## [Aim]
Keep every line where the word "must" appears; drop the rest.

════════════════

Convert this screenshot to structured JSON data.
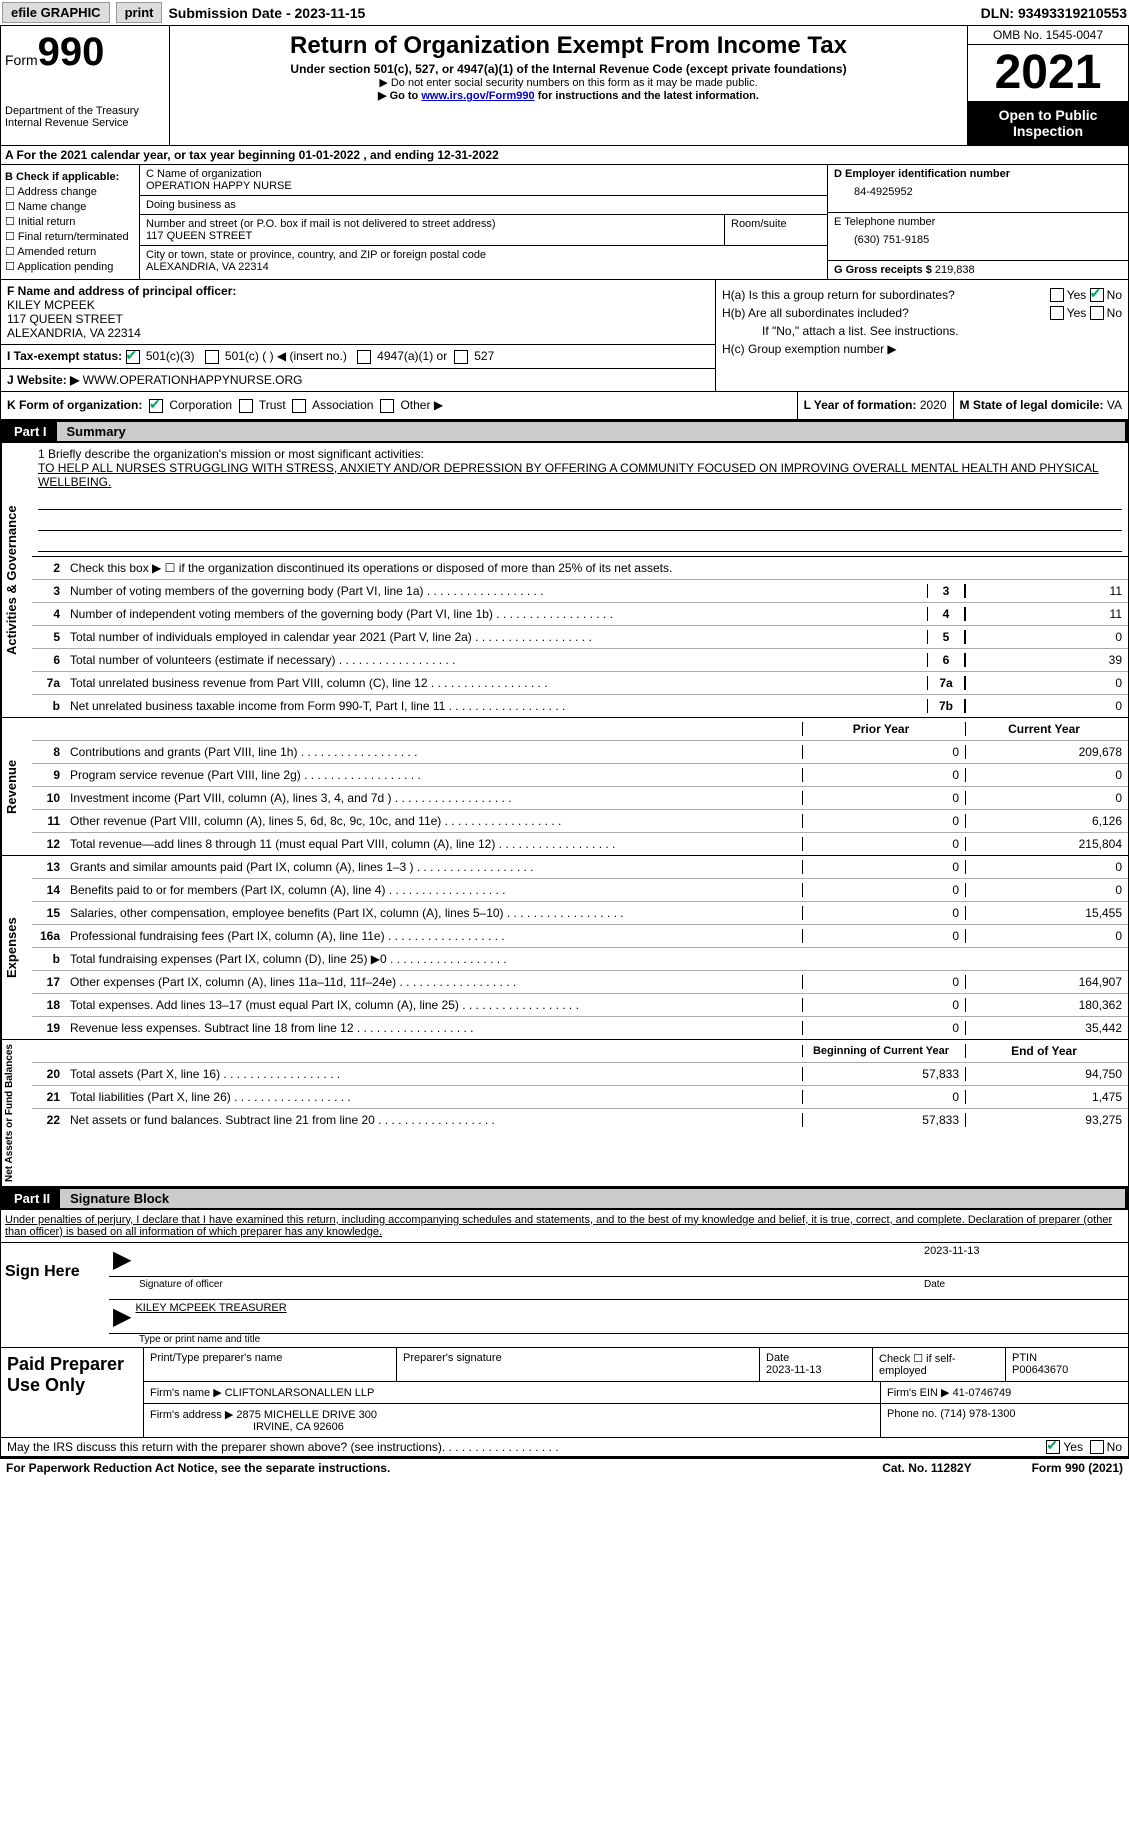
{
  "top": {
    "efile": "efile GRAPHIC",
    "print": "print",
    "sub_label": "Submission Date - ",
    "sub_date": "2023-11-15",
    "dln_label": "DLN: ",
    "dln": "93493319210553"
  },
  "header": {
    "form_word": "Form",
    "form_num": "990",
    "dept": "Department of the Treasury Internal Revenue Service",
    "title": "Return of Organization Exempt From Income Tax",
    "subtitle": "Under section 501(c), 527, or 4947(a)(1) of the Internal Revenue Code (except private foundations)",
    "note1": "▶ Do not enter social security numbers on this form as it may be made public.",
    "note2_pre": "▶ Go to ",
    "note2_link": "www.irs.gov/Form990",
    "note2_post": " for instructions and the latest information.",
    "omb": "OMB No. 1545-0047",
    "year": "2021",
    "inspect": "Open to Public Inspection"
  },
  "rowA": "A For the 2021 calendar year, or tax year beginning 01-01-2022    , and ending 12-31-2022",
  "colB": {
    "title": "B Check if applicable:",
    "items": [
      "Address change",
      "Name change",
      "Initial return",
      "Final return/terminated",
      "Amended return",
      "Application pending"
    ]
  },
  "colC": {
    "name_label": "C Name of organization",
    "name": "OPERATION HAPPY NURSE",
    "dba_label": "Doing business as",
    "dba": "",
    "addr_label": "Number and street (or P.O. box if mail is not delivered to street address)",
    "addr": "117 QUEEN STREET",
    "room_label": "Room/suite",
    "city_label": "City or town, state or province, country, and ZIP or foreign postal code",
    "city": "ALEXANDRIA, VA  22314"
  },
  "colD": {
    "ein_label": "D Employer identification number",
    "ein": "84-4925952",
    "phone_label": "E Telephone number",
    "phone": "(630) 751-9185",
    "gross_label": "G Gross receipts $ ",
    "gross": "219,838"
  },
  "rowF": {
    "label": "F  Name and address of principal officer:",
    "name": "KILEY MCPEEK",
    "addr1": "117 QUEEN STREET",
    "addr2": "ALEXANDRIA, VA  22314"
  },
  "rowH": {
    "ha": "H(a)  Is this a group return for subordinates?",
    "hb": "H(b)  Are all subordinates included?",
    "hb_note": "If \"No,\" attach a list. See instructions.",
    "hc": "H(c)  Group exemption number ▶"
  },
  "rowI": {
    "label": "I     Tax-exempt status:",
    "o1": "501(c)(3)",
    "o2": "501(c) (   ) ◀ (insert no.)",
    "o3": "4947(a)(1) or",
    "o4": "527"
  },
  "rowJ": {
    "label": "J    Website: ▶  ",
    "value": "WWW.OPERATIONHAPPYNURSE.ORG"
  },
  "rowK": {
    "label": "K Form of organization:",
    "corp": "Corporation",
    "trust": "Trust",
    "assoc": "Association",
    "other": "Other ▶"
  },
  "rowL": {
    "label": "L Year of formation: ",
    "value": "2020"
  },
  "rowM": {
    "label": "M State of legal domicile: ",
    "value": "VA"
  },
  "part1": {
    "label": "Part I",
    "title": "Summary"
  },
  "mission": {
    "label": "1   Briefly describe the organization's mission or most significant activities:",
    "text": "TO HELP ALL NURSES STRUGGLING WITH STRESS, ANXIETY AND/OR DEPRESSION BY OFFERING A COMMUNITY FOCUSED ON IMPROVING OVERALL MENTAL HEALTH AND PHYSICAL WELLBEING."
  },
  "line2": "Check this box ▶ ☐  if the organization discontinued its operations or disposed of more than 25% of its net assets.",
  "side_labels": {
    "gov": "Activities & Governance",
    "rev": "Revenue",
    "exp": "Expenses",
    "net": "Net Assets or Fund Balances"
  },
  "gov_rows": [
    {
      "n": "3",
      "d": "Number of voting members of the governing body (Part VI, line 1a)",
      "box": "3",
      "v": "11"
    },
    {
      "n": "4",
      "d": "Number of independent voting members of the governing body (Part VI, line 1b)",
      "box": "4",
      "v": "11"
    },
    {
      "n": "5",
      "d": "Total number of individuals employed in calendar year 2021 (Part V, line 2a)",
      "box": "5",
      "v": "0"
    },
    {
      "n": "6",
      "d": "Total number of volunteers (estimate if necessary)",
      "box": "6",
      "v": "39"
    },
    {
      "n": "7a",
      "d": "Total unrelated business revenue from Part VIII, column (C), line 12",
      "box": "7a",
      "v": "0"
    },
    {
      "n": "b",
      "d": "Net unrelated business taxable income from Form 990-T, Part I, line 11",
      "box": "7b",
      "v": "0"
    }
  ],
  "col_headers": {
    "prior": "Prior Year",
    "current": "Current Year"
  },
  "rev_rows": [
    {
      "n": "8",
      "d": "Contributions and grants (Part VIII, line 1h)",
      "p": "0",
      "c": "209,678"
    },
    {
      "n": "9",
      "d": "Program service revenue (Part VIII, line 2g)",
      "p": "0",
      "c": "0"
    },
    {
      "n": "10",
      "d": "Investment income (Part VIII, column (A), lines 3, 4, and 7d )",
      "p": "0",
      "c": "0"
    },
    {
      "n": "11",
      "d": "Other revenue (Part VIII, column (A), lines 5, 6d, 8c, 9c, 10c, and 11e)",
      "p": "0",
      "c": "6,126"
    },
    {
      "n": "12",
      "d": "Total revenue—add lines 8 through 11 (must equal Part VIII, column (A), line 12)",
      "p": "0",
      "c": "215,804"
    }
  ],
  "exp_rows": [
    {
      "n": "13",
      "d": "Grants and similar amounts paid (Part IX, column (A), lines 1–3 )",
      "p": "0",
      "c": "0"
    },
    {
      "n": "14",
      "d": "Benefits paid to or for members (Part IX, column (A), line 4)",
      "p": "0",
      "c": "0"
    },
    {
      "n": "15",
      "d": "Salaries, other compensation, employee benefits (Part IX, column (A), lines 5–10)",
      "p": "0",
      "c": "15,455"
    },
    {
      "n": "16a",
      "d": "Professional fundraising fees (Part IX, column (A), line 11e)",
      "p": "0",
      "c": "0"
    },
    {
      "n": "b",
      "d": "Total fundraising expenses (Part IX, column (D), line 25) ▶0",
      "p": "grey",
      "c": "grey"
    },
    {
      "n": "17",
      "d": "Other expenses (Part IX, column (A), lines 11a–11d, 11f–24e)",
      "p": "0",
      "c": "164,907"
    },
    {
      "n": "18",
      "d": "Total expenses. Add lines 13–17 (must equal Part IX, column (A), line 25)",
      "p": "0",
      "c": "180,362"
    },
    {
      "n": "19",
      "d": "Revenue less expenses. Subtract line 18 from line 12",
      "p": "0",
      "c": "35,442"
    }
  ],
  "net_headers": {
    "begin": "Beginning of Current Year",
    "end": "End of Year"
  },
  "net_rows": [
    {
      "n": "20",
      "d": "Total assets (Part X, line 16)",
      "p": "57,833",
      "c": "94,750"
    },
    {
      "n": "21",
      "d": "Total liabilities (Part X, line 26)",
      "p": "0",
      "c": "1,475"
    },
    {
      "n": "22",
      "d": "Net assets or fund balances. Subtract line 21 from line 20",
      "p": "57,833",
      "c": "93,275"
    }
  ],
  "part2": {
    "label": "Part II",
    "title": "Signature Block"
  },
  "declaration": "Under penalties of perjury, I declare that I have examined this return, including accompanying schedules and statements, and to the best of my knowledge and belief, it is true, correct, and complete. Declaration of preparer (other than officer) is based on all information of which preparer has any knowledge.",
  "sign": {
    "here": "Sign Here",
    "sig_label": "Signature of officer",
    "date": "2023-11-13",
    "date_label": "Date",
    "name": "KILEY MCPEEK  TREASURER",
    "name_label": "Type or print name and title"
  },
  "preparer": {
    "label": "Paid Preparer Use Only",
    "print_label": "Print/Type preparer's name",
    "sig_label": "Preparer's signature",
    "date_label": "Date",
    "date": "2023-11-13",
    "check_label": "Check ☐ if self-employed",
    "ptin_label": "PTIN",
    "ptin": "P00643670",
    "firm_name_label": "Firm's name     ▶ ",
    "firm_name": "CLIFTONLARSONALLEN LLP",
    "firm_ein_label": "Firm's EIN ▶ ",
    "firm_ein": "41-0746749",
    "firm_addr_label": "Firm's address ▶ ",
    "firm_addr1": "2875 MICHELLE DRIVE 300",
    "firm_addr2": "IRVINE, CA  92606",
    "phone_label": "Phone no. ",
    "phone": "(714) 978-1300"
  },
  "discuss": "May the IRS discuss this return with the preparer shown above? (see instructions)",
  "yes": "Yes",
  "no": "No",
  "footer": {
    "left": "For Paperwork Reduction Act Notice, see the separate instructions.",
    "mid": "Cat. No. 11282Y",
    "right": "Form 990 (2021)"
  }
}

════════════════

## [Complete answer]
      "d": "Total revenue—add lines 8 through 11 (must equal Part VIII, column (A), line 12)",
      "d": "Total expenses. Add lines 13–17 (must equal Part IX, column (A), line 25)",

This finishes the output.